> **TASK REQUIREMENTS**
Please write out all of the entries beneath this line exactly, skipping the pictures.

> **DATA FOR THE TASK**
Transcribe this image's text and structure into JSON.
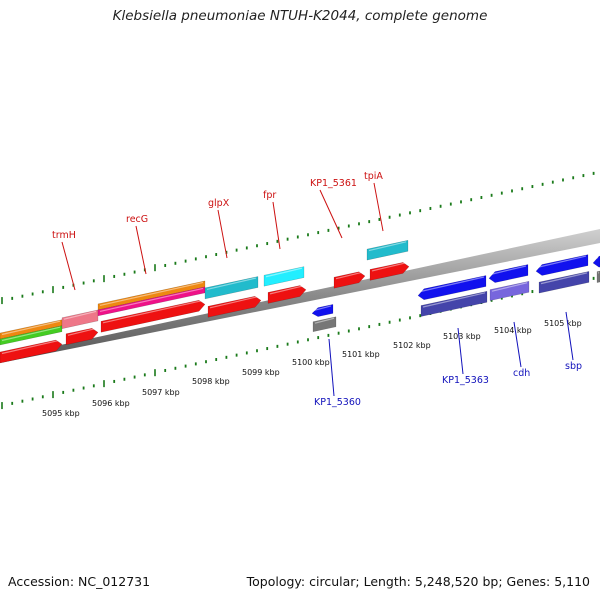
{
  "title": "Klebsiella pneumoniae NTUH-K2044, complete genome",
  "footer": {
    "accession": "Accession: NC_012731",
    "summary": "Topology: circular; Length: 5,248,520 bp; Genes: 5,110"
  },
  "colors": {
    "backbone": "#8c8c8c",
    "tick": "#1a7a1a",
    "forward_label": "#cc1111",
    "reverse_label": "#1111bb",
    "red": "#ee1111",
    "orange": "#ee8811",
    "green": "#44cc22",
    "pink": "#ee7788",
    "magenta": "#ee1188",
    "teal": "#22bbcc",
    "cyan": "#22eeff",
    "blue": "#1111ee",
    "slate": "#4444aa",
    "periwinkle": "#7766dd",
    "gray": "#777777"
  },
  "tick_labels": [
    "5095 kbp",
    "5096 kbp",
    "5097 kbp",
    "5098 kbp",
    "5099 kbp",
    "5100 kbp",
    "5101 kbp",
    "5102 kbp",
    "5103 kbp",
    "5104 kbp",
    "5105 kbp"
  ],
  "forward_genes": [
    "trmH",
    "recG",
    "glpX",
    "fpr",
    "KP1_5361",
    "tpiA"
  ],
  "reverse_genes": [
    "KP1_5360",
    "KP1_5363",
    "cdh",
    "sbp"
  ]
}
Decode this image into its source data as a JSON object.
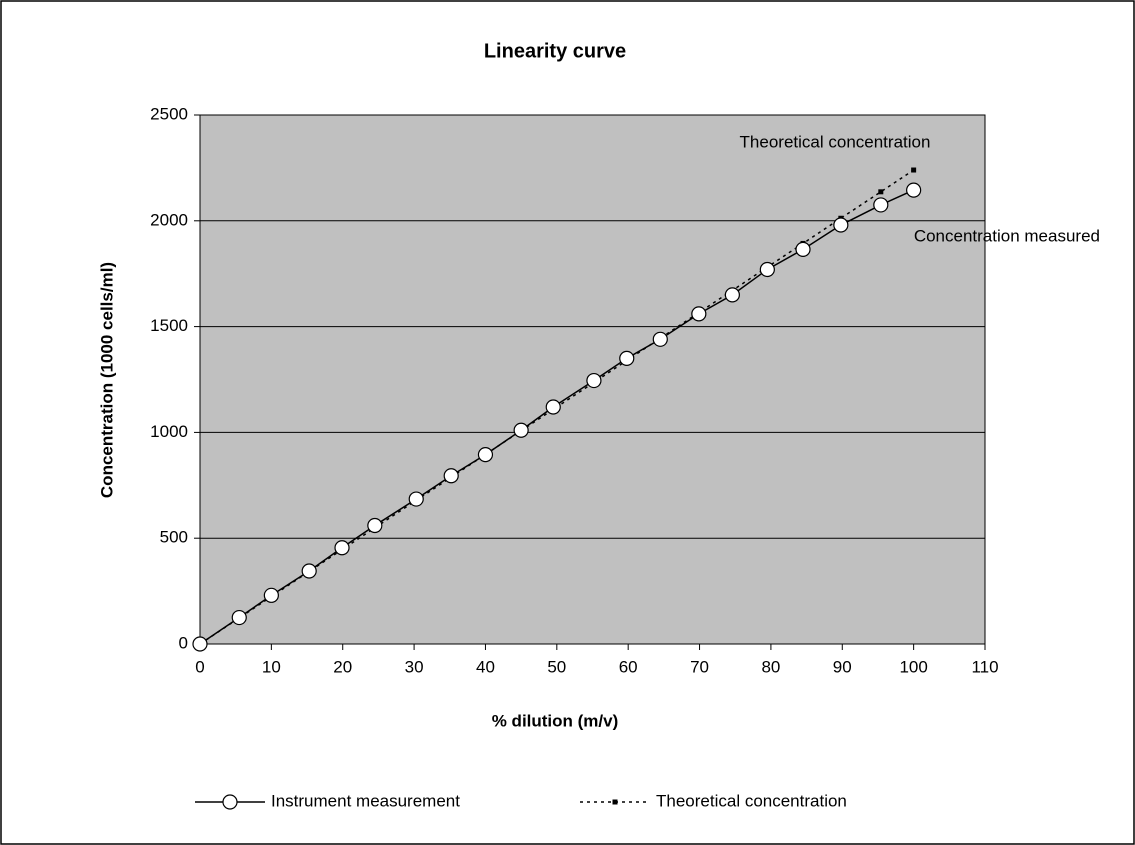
{
  "chart_data": {
    "type": "line",
    "title": "Linearity curve",
    "x_label": "% dilution (m/v)",
    "y_label": "Concentration (1000 cells/ml)",
    "x": [
      0,
      5.5,
      10,
      15.3,
      19.9,
      24.5,
      30.3,
      35.2,
      40,
      45,
      49.5,
      55.2,
      59.8,
      64.5,
      69.9,
      74.6,
      79.5,
      84.5,
      89.8,
      95.4,
      100
    ],
    "series": [
      {
        "name": "Instrument measurement",
        "color": "#000000",
        "line_style": "solid",
        "marker": "circle",
        "values": [
          0,
          125,
          230,
          345,
          455,
          560,
          685,
          795,
          895,
          1010,
          1120,
          1245,
          1350,
          1440,
          1560,
          1650,
          1770,
          1865,
          1980,
          2075,
          2145
        ]
      },
      {
        "name": "Theoretical concentration",
        "color": "#000000",
        "line_style": "dotted",
        "marker": "square",
        "values": [
          0,
          123,
          224,
          343,
          446,
          549,
          679,
          788,
          896,
          1008,
          1109,
          1236,
          1340,
          1445,
          1566,
          1671,
          1781,
          1893,
          2012,
          2137,
          2240
        ]
      }
    ],
    "annotations": [
      "Theoretical concentration",
      "Concentration measured"
    ],
    "xlim": [
      0,
      110
    ],
    "xticks": [
      0,
      10,
      20,
      30,
      40,
      50,
      60,
      70,
      80,
      90,
      100,
      110
    ],
    "ylim": [
      0,
      2500
    ],
    "yticks": [
      0,
      500,
      1000,
      1500,
      2000,
      2500
    ],
    "grid": true,
    "plot_background": "#c0c0c0",
    "legend": "bottom"
  }
}
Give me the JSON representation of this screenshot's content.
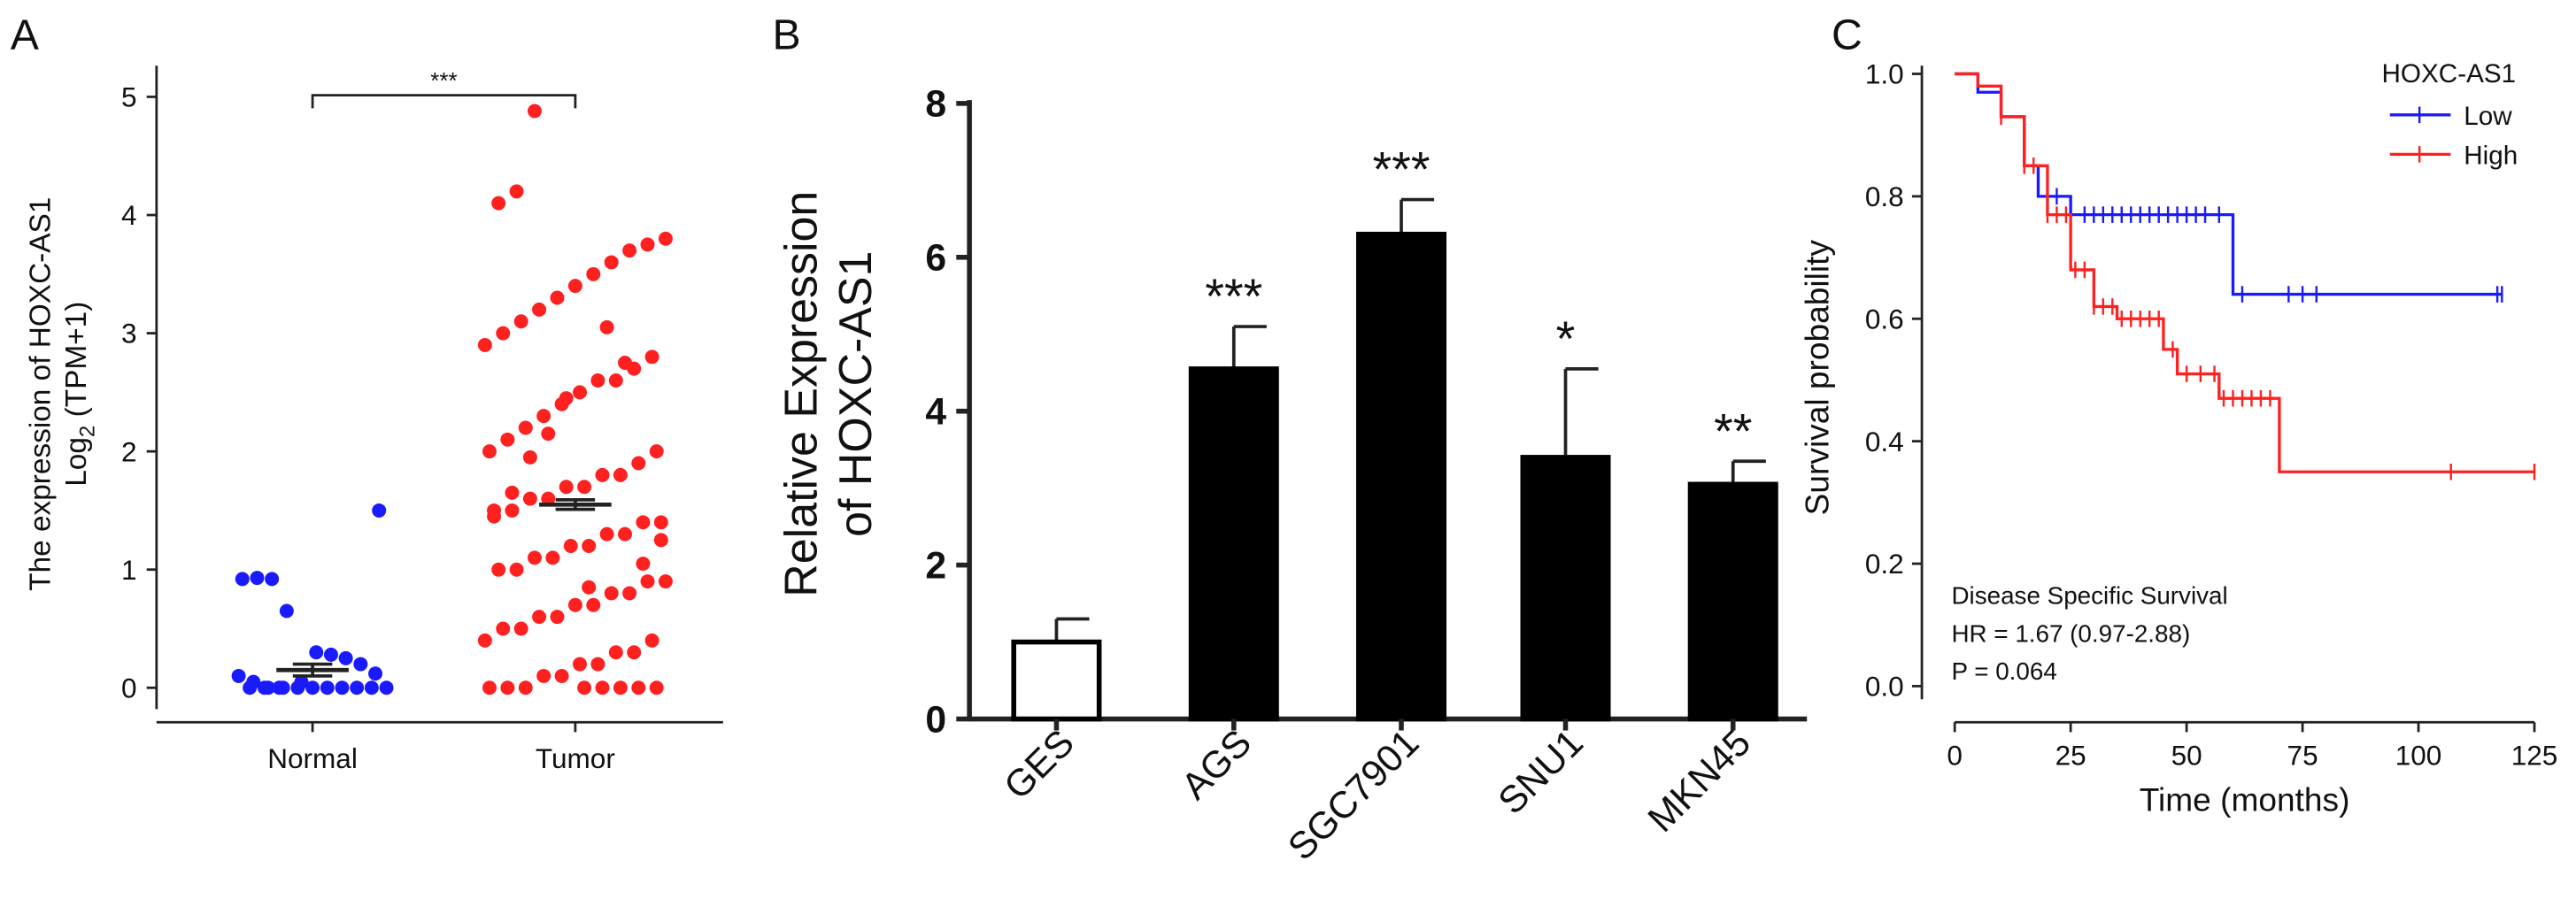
{
  "chart_data": [
    {
      "type": "scatter",
      "panel": "A",
      "ylabel": "The expression of HOXC-AS1",
      "ylabel_log": "Log",
      "ylabel_sub": "2",
      "ylabel_unit": "(TPM+1)",
      "categories": [
        "Normal",
        "Tumor"
      ],
      "series": [
        {
          "color": "#1a1aff",
          "mean": 0.15,
          "error": 0.05,
          "values": [
            0,
            0,
            0,
            0,
            0,
            0,
            0,
            0,
            0,
            0,
            0,
            0,
            0.05,
            0.1,
            0.12,
            0.2,
            0.25,
            0.28,
            0.3,
            0.05,
            0.65,
            0.92,
            0.93,
            0.92,
            1.5
          ]
        },
        {
          "color": "#ff2020",
          "mean": 1.55,
          "error": 0.04,
          "values": [
            4.88,
            4.2,
            4.1,
            3.8,
            3.75,
            3.7,
            3.6,
            3.5,
            3.4,
            3.3,
            3.2,
            3.1,
            3.0,
            2.9,
            2.8,
            2.7,
            2.6,
            2.6,
            2.5,
            2.4,
            2.3,
            2.2,
            2.1,
            2.0,
            2.0,
            1.9,
            1.8,
            1.8,
            1.7,
            1.7,
            1.6,
            1.6,
            1.5,
            1.5,
            1.4,
            1.4,
            1.3,
            1.3,
            1.2,
            1.2,
            1.1,
            1.1,
            1.0,
            1.0,
            0.9,
            0.9,
            0.8,
            0.8,
            0.7,
            0.7,
            0.6,
            0.6,
            0.5,
            0.5,
            0.4,
            0.4,
            0.3,
            0.3,
            0.2,
            0.2,
            0.1,
            0.1,
            0,
            0,
            0,
            0,
            0,
            0,
            0,
            0,
            2.45,
            2.15,
            1.95,
            1.65,
            1.45,
            1.25,
            1.05,
            2.75,
            3.05,
            0.85
          ]
        }
      ],
      "significance": "***",
      "ylim": [
        0,
        5
      ],
      "yticks": [
        0,
        1,
        2,
        3,
        4,
        5
      ]
    },
    {
      "type": "bar",
      "panel": "B",
      "ylabel": [
        "Relative Expression",
        "of HOXC-AS1"
      ],
      "categories": [
        "GES",
        "AGS",
        "SGC7901",
        "SNU1",
        "MKN45"
      ],
      "values": [
        1,
        4.55,
        6.3,
        3.4,
        3.05
      ],
      "errors": [
        0.3,
        0.55,
        0.45,
        1.15,
        0.3
      ],
      "annotations": [
        null,
        "***",
        "***",
        "*",
        "**"
      ],
      "colors": [
        "#ffffff",
        "#000000",
        "#000000",
        "#000000",
        "#000000"
      ],
      "ylim": [
        0,
        8
      ],
      "yticks": [
        0,
        2,
        4,
        6,
        8
      ]
    },
    {
      "type": "survival",
      "panel": "C",
      "xlabel": "Time (months)",
      "ylabel": "Survival probability",
      "legend_title": "HOXC-AS1",
      "legend": "top-right",
      "series": [
        {
          "name": "Low",
          "color": "#1a1aff",
          "x": [
            0,
            5,
            10,
            15,
            18,
            25,
            60,
            118
          ],
          "values": [
            1,
            0.97,
            0.93,
            0.85,
            0.8,
            0.77,
            0.64,
            0.64
          ],
          "censor_x": [
            20,
            22,
            25,
            28,
            30,
            32,
            34,
            36,
            38,
            40,
            42,
            44,
            46,
            48,
            50,
            52,
            54,
            57,
            62,
            72,
            75,
            78,
            117,
            118
          ]
        },
        {
          "name": "High",
          "color": "#ff2020",
          "x": [
            0,
            5,
            10,
            15,
            20,
            25,
            30,
            35,
            45,
            48,
            57,
            70,
            125
          ],
          "values": [
            1,
            0.98,
            0.93,
            0.85,
            0.77,
            0.68,
            0.62,
            0.6,
            0.55,
            0.51,
            0.47,
            0.35,
            0.35
          ],
          "censor_x": [
            10,
            15,
            17,
            20,
            22,
            24,
            26,
            28,
            30,
            32,
            34,
            36,
            38,
            40,
            42,
            44,
            47,
            50,
            53,
            56,
            58,
            60,
            62,
            64,
            66,
            68,
            107,
            125
          ]
        }
      ],
      "annotations": [
        "Disease Specific Survival",
        "HR = 1.67 (0.97-2.88)",
        "P = 0.064"
      ],
      "xlim": [
        0,
        125
      ],
      "xticks": [
        0,
        25,
        50,
        75,
        100,
        125
      ],
      "ylim": [
        0,
        1
      ],
      "yticks": [
        {
          "value": 0,
          "label": "0.0"
        },
        {
          "value": 0.2,
          "label": "0.2"
        },
        {
          "value": 0.4,
          "label": "0.4"
        },
        {
          "value": 0.6,
          "label": "0.6"
        },
        {
          "value": 0.8,
          "label": "0.8"
        },
        {
          "value": 1,
          "label": "1.0"
        }
      ]
    }
  ]
}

> **TASK ANSWER**
Transcribe this image's text and structure into JSON.
{
  "title": "Klebsiella pneumoniae NTUH-K2044, complete genome",
  "footer": {
    "accession": "Accession: NC_012731",
    "summary": "Topology: circular; Length: 5,248,520 bp; Genes: 5,110"
  },
  "colors": {
    "backbone": "#8c8c8c",
    "tick": "#1a7a1a",
    "forward_label": "#cc1111",
    "reverse_label": "#1111bb",
    "red": "#ee1111",
    "orange": "#ee8811",
    "green": "#44cc22",
    "pink": "#ee7788",
    "magenta": "#ee1188",
    "teal": "#22bbcc",
    "cyan": "#22eeff",
    "blue": "#1111ee",
    "slate": "#4444aa",
    "periwinkle": "#7766dd",
    "gray": "#777777"
  },
  "tick_labels": [
    "5095 kbp",
    "5096 kbp",
    "5097 kbp",
    "5098 kbp",
    "5099 kbp",
    "5100 kbp",
    "5101 kbp",
    "5102 kbp",
    "5103 kbp",
    "5104 kbp",
    "5105 kbp"
  ],
  "forward_genes": [
    "trmH",
    "recG",
    "glpX",
    "fpr",
    "KP1_5361",
    "tpiA"
  ],
  "reverse_genes": [
    "KP1_5360",
    "KP1_5363",
    "cdh",
    "sbp"
  ]
}
Decode this image into its source data as a JSON object.
{
  "chart_data": {
    "type": "line",
    "title": "Linearity curve",
    "x_label": "% dilution (m/v)",
    "y_label": "Concentration (1000 cells/ml)",
    "x": [
      0,
      5.5,
      10,
      15.3,
      19.9,
      24.5,
      30.3,
      35.2,
      40,
      45,
      49.5,
      55.2,
      59.8,
      64.5,
      69.9,
      74.6,
      79.5,
      84.5,
      89.8,
      95.4,
      100
    ],
    "series": [
      {
        "name": "Instrument measurement",
        "color": "#000000",
        "line_style": "solid",
        "marker": "circle",
        "values": [
          0,
          125,
          230,
          345,
          455,
          560,
          685,
          795,
          895,
          1010,
          1120,
          1245,
          1350,
          1440,
          1560,
          1650,
          1770,
          1865,
          1980,
          2075,
          2145
        ]
      },
      {
        "name": "Theoretical concentration",
        "color": "#000000",
        "line_style": "dotted",
        "marker": "square",
        "values": [
          0,
          123,
          224,
          343,
          446,
          549,
          679,
          788,
          896,
          1008,
          1109,
          1236,
          1340,
          1445,
          1566,
          1671,
          1781,
          1893,
          2012,
          2137,
          2240
        ]
      }
    ],
    "annotations": [
      "Theoretical concentration",
      "Concentration measured"
    ],
    "xlim": [
      0,
      110
    ],
    "xticks": [
      0,
      10,
      20,
      30,
      40,
      50,
      60,
      70,
      80,
      90,
      100,
      110
    ],
    "ylim": [
      0,
      2500
    ],
    "yticks": [
      0,
      500,
      1000,
      1500,
      2000,
      2500
    ],
    "grid": true,
    "plot_background": "#c0c0c0",
    "legend": "bottom"
  }
}
Give me the JSON representation of this screenshot's content.
{
  "chart_data": [
    {
      "type": "scatter",
      "panel": "A",
      "ylabel": "The expression of HOXC-AS1",
      "ylabel_log": "Log",
      "ylabel_sub": "2",
      "ylabel_unit": "(TPM+1)",
      "categories": [
        "Normal",
        "Tumor"
      ],
      "series": [
        {
          "color": "#1a1aff",
          "mean": 0.15,
          "error": 0.05,
          "values": [
            0,
            0,
            0,
            0,
            0,
            0,
            0,
            0,
            0,
            0,
            0,
            0,
            0.05,
            0.1,
            0.12,
            0.2,
            0.25,
            0.28,
            0.3,
            0.05,
            0.65,
            0.92,
            0.93,
            0.92,
            1.5
          ]
        },
        {
          "color": "#ff2020",
          "mean": 1.55,
          "error": 0.04,
          "values": [
            4.88,
            4.2,
            4.1,
            3.8,
            3.75,
            3.7,
            3.6,
            3.5,
            3.4,
            3.3,
            3.2,
            3.1,
            3.0,
            2.9,
            2.8,
            2.7,
            2.6,
            2.6,
            2.5,
            2.4,
            2.3,
            2.2,
            2.1,
            2.0,
            2.0,
            1.9,
            1.8,
            1.8,
            1.7,
            1.7,
            1.6,
            1.6,
            1.5,
            1.5,
            1.4,
            1.4,
            1.3,
            1.3,
            1.2,
            1.2,
            1.1,
            1.1,
            1.0,
            1.0,
            0.9,
            0.9,
            0.8,
            0.8,
            0.7,
            0.7,
            0.6,
            0.6,
            0.5,
            0.5,
            0.4,
            0.4,
            0.3,
            0.3,
            0.2,
            0.2,
            0.1,
            0.1,
            0,
            0,
            0,
            0,
            0,
            0,
            0,
            0,
            2.45,
            2.15,
            1.95,
            1.65,
            1.45,
            1.25,
            1.05,
            2.75,
            3.05,
            0.85
          ]
        }
      ],
      "significance": "***",
      "ylim": [
        0,
        5
      ],
      "yticks": [
        0,
        1,
        2,
        3,
        4,
        5
      ]
    },
    {
      "type": "bar",
      "panel": "B",
      "ylabel": [
        "Relative Expression",
        "of HOXC-AS1"
      ],
      "categories": [
        "GES",
        "AGS",
        "SGC7901",
        "SNU1",
        "MKN45"
      ],
      "values": [
        1,
        4.55,
        6.3,
        3.4,
        3.05
      ],
      "errors": [
        0.3,
        0.55,
        0.45,
        1.15,
        0.3
      ],
      "annotations": [
        null,
        "***",
        "***",
        "*",
        "**"
      ],
      "colors": [
        "#ffffff",
        "#000000",
        "#000000",
        "#000000",
        "#000000"
      ],
      "ylim": [
        0,
        8
      ],
      "yticks": [
        0,
        2,
        4,
        6,
        8
      ]
    },
    {
      "type": "survival",
      "panel": "C",
      "xlabel": "Time (months)",
      "ylabel": "Survival probability",
      "legend_title": "HOXC-AS1",
      "legend": "top-right",
      "series": [
        {
          "name": "Low",
          "color": "#1a1aff",
          "x": [
            0,
            5,
            10,
            15,
            18,
            25,
            60,
            118
          ],
          "values": [
            1,
            0.97,
            0.93,
            0.85,
            0.8,
            0.77,
            0.64,
            0.64
          ],
          "censor_x": [
            20,
            22,
            25,
            28,
            30,
            32,
            34,
            36,
            38,
            40,
            42,
            44,
            46,
            48,
            50,
            52,
            54,
            57,
            62,
            72,
            75,
            78,
            117,
            118
          ]
        },
        {
          "name": "High",
          "color": "#ff2020",
          "x": [
            0,
            5,
            10,
            15,
            20,
            25,
            30,
            35,
            45,
            48,
            57,
            70,
            125
          ],
          "values": [
            1,
            0.98,
            0.93,
            0.85,
            0.77,
            0.68,
            0.62,
            0.6,
            0.55,
            0.51,
            0.47,
            0.35,
            0.35
          ],
          "censor_x": [
            10,
            15,
            17,
            20,
            22,
            24,
            26,
            28,
            30,
            32,
            34,
            36,
            38,
            40,
            42,
            44,
            47,
            50,
            53,
            56,
            58,
            60,
            62,
            64,
            66,
            68,
            107,
            125
          ]
        }
      ],
      "annotations": [
        "Disease Specific Survival",
        "HR = 1.67 (0.97-2.88)",
        "P = 0.064"
      ],
      "xlim": [
        0,
        125
      ],
      "xticks": [
        0,
        25,
        50,
        75,
        100,
        125
      ],
      "ylim": [
        0,
        1
      ],
      "yticks": [
        {
          "value": 0,
          "label": "0.0"
        },
        {
          "value": 0.2,
          "label": "0.2"
        },
        {
          "value": 0.4,
          "label": "0.4"
        },
        {
          "value": 0.6,
          "label": "0.6"
        },
        {
          "value": 0.8,
          "label": "0.8"
        },
        {
          "value": 1,
          "label": "1.0"
        }
      ]
    }
  ]
}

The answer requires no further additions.